** start Data entries **
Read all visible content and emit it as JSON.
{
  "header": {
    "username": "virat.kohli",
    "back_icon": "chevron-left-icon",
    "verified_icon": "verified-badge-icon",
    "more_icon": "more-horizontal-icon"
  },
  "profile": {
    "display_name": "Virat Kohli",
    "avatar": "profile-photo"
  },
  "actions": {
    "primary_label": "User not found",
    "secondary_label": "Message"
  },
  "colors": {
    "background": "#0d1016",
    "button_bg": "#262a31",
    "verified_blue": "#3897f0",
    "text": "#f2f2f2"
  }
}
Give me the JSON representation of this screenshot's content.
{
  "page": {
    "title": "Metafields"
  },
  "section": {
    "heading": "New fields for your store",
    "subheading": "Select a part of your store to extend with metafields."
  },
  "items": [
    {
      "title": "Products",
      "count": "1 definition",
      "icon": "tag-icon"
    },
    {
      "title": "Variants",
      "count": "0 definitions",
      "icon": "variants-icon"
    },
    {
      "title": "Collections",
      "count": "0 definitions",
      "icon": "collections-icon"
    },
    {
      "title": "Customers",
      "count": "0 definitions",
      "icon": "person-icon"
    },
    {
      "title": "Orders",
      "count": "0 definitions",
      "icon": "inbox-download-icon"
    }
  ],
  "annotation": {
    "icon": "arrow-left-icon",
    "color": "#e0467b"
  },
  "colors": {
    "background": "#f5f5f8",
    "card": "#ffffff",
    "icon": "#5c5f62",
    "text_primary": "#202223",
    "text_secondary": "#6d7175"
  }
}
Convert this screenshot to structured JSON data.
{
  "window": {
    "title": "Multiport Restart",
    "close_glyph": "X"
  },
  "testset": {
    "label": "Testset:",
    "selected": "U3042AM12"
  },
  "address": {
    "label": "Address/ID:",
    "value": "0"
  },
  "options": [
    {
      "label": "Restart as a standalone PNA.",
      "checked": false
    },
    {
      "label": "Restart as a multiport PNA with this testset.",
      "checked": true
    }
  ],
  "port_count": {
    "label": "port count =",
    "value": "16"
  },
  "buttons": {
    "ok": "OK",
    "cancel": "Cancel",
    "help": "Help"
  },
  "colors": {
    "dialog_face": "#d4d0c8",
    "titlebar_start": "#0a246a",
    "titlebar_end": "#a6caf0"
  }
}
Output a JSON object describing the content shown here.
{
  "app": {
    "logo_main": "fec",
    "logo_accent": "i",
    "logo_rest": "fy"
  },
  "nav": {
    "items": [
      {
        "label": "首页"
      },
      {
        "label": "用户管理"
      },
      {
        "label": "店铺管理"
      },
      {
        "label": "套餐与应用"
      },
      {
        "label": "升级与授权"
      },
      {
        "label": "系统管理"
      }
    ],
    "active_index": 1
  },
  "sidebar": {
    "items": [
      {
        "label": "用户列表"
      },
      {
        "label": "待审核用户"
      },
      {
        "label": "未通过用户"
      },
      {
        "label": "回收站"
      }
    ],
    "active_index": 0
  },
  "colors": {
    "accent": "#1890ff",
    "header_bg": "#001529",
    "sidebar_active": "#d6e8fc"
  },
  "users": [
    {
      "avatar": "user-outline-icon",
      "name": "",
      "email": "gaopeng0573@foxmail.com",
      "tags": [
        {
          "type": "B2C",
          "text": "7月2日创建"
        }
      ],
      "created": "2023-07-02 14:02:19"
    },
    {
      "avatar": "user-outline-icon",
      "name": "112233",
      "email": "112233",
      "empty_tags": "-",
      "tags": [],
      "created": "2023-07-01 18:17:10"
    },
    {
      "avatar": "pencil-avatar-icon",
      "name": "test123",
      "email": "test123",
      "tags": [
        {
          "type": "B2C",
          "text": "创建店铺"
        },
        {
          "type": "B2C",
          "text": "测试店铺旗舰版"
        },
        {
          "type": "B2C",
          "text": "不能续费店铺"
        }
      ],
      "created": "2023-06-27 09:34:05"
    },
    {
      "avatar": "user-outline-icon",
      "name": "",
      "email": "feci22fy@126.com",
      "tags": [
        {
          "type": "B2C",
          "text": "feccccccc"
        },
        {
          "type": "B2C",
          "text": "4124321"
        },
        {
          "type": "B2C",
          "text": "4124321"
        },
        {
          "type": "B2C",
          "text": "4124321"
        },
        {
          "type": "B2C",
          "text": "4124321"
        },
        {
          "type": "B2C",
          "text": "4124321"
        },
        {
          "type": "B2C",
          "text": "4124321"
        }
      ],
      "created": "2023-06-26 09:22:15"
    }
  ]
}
** end Data entries **
Determine how many lines of the entries above carry the string "content", and give that number alone.

3